#### Quoted text

Tuesday 22 March 2016

Our Thoughts are with Brussels, but not our Prayers

Not that I know anything, but the Brussels airport attack sounded like your standard terrorist one-two: a first blast to get people running, herding them where you want them to go – which is usually right into the killing zone for the second blast, which packs all the shrapnel. Same technique used by the Bali Bombers, who set off a small bomb inside the nightclub to make everyone run for the exit, where the second bomb was waiting.

This is the photo we have to lead with, right?

This one touched me more than the Paris attacks, because unlike Paris I've actually been to Brussels – been through that airport, in fact, because that's where I got off the plane to begin my Euro Roadtrip of 2014. I don't remember the airport itself much, except that it seemed fairly small after Kingsford Smith and Heathrow. I do have vivid memories of one of the girls at the car hire desk, though, where I was in line with my bags for about a week and a half. She made it worth it; she was amazing. Quite apart from the fact that she was gorgeous, the absolute image of the pretty, chic French girl (yes I know she was Belgian, but she was clearly Walloon and I had to fight the urge to check if her ears were pointed), she seemed to deal with every customer in their own language; I heard her use French, English, Italian and Spanish while I was in line, and being Belgian she's probably perfectly at home in Dutch as well. And she was clearly exasperated beyond words at dealing with an ignorant rosbif like me. I had to bite my tongue while she sorted out my paperwork and handed over the keys to my Peugeot.

########
#### Entries shown

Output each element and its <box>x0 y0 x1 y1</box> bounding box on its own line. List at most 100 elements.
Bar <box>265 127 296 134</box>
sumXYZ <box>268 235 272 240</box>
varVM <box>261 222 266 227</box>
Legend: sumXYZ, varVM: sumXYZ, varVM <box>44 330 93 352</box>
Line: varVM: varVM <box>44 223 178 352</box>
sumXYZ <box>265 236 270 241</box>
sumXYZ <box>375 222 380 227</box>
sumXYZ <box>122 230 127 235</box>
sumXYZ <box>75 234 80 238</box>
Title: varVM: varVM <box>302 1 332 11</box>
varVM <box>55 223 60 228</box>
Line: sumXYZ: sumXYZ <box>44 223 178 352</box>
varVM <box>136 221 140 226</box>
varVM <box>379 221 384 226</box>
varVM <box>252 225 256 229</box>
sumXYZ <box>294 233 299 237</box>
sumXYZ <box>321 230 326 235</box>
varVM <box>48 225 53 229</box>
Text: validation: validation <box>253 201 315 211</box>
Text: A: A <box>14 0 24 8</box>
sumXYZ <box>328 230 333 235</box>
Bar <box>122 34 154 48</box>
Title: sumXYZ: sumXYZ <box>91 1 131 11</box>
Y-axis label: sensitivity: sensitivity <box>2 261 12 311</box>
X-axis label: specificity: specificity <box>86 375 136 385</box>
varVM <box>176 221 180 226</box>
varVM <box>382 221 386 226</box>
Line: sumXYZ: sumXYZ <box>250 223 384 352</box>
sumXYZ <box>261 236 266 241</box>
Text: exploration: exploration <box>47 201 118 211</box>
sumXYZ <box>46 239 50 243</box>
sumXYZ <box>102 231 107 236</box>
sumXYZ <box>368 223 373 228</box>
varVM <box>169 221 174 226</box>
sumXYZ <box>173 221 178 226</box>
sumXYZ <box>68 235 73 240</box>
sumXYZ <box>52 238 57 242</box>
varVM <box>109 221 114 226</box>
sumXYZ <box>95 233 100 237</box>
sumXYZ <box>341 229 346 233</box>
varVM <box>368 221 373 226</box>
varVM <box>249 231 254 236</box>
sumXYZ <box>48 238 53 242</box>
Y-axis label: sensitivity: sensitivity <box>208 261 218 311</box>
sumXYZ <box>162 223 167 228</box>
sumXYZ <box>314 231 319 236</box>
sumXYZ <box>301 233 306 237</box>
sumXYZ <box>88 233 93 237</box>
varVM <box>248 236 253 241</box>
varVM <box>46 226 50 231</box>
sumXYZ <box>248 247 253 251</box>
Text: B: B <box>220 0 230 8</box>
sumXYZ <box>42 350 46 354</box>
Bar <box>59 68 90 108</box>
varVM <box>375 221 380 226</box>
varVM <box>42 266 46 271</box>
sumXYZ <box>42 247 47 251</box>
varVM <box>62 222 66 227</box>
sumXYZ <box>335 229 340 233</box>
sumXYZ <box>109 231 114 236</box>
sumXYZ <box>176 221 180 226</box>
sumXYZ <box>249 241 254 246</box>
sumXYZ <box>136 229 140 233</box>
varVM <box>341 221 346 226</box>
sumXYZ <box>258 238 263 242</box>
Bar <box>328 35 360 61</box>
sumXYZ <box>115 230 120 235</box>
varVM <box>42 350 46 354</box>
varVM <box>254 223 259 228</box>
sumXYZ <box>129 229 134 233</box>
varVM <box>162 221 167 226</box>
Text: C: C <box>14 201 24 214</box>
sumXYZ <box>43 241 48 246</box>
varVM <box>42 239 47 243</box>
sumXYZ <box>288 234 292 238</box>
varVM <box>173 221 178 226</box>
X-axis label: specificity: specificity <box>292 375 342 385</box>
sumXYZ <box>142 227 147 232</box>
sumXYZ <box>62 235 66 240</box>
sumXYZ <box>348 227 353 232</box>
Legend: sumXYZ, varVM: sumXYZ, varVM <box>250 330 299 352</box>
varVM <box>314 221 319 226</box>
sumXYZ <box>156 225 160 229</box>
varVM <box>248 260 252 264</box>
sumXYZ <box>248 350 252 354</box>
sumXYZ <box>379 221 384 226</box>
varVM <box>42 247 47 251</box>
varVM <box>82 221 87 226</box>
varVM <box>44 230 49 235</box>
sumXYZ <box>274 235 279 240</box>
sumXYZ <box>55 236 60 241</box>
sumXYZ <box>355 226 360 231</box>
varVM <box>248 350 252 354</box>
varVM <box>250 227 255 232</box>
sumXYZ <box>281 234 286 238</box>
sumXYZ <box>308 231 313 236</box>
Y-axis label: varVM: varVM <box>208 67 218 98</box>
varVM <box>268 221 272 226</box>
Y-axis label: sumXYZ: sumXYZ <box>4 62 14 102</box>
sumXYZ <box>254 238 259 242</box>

########

Set exercise
Reproduce the post about the Brussels airport attack from "Our Thoughts are" up to and including "lead with, right?", swapping "second blast" for "final blast".

Final result
Our Thoughts are with Brussels, but not our Prayers

Not that I know anything, but the Brussels airport attack sounded like your standard terrorist one-two: a first blast to get people running, herding them where you want them to go – which is usually right into the killing zone for the final blast, which packs all the shrapnel. Same technique used by the Bali Bombers, who set off a small bomb inside the nightclub to make everyone run for the exit, where the second bomb was waiting.

This is the photo we have to lead with, right?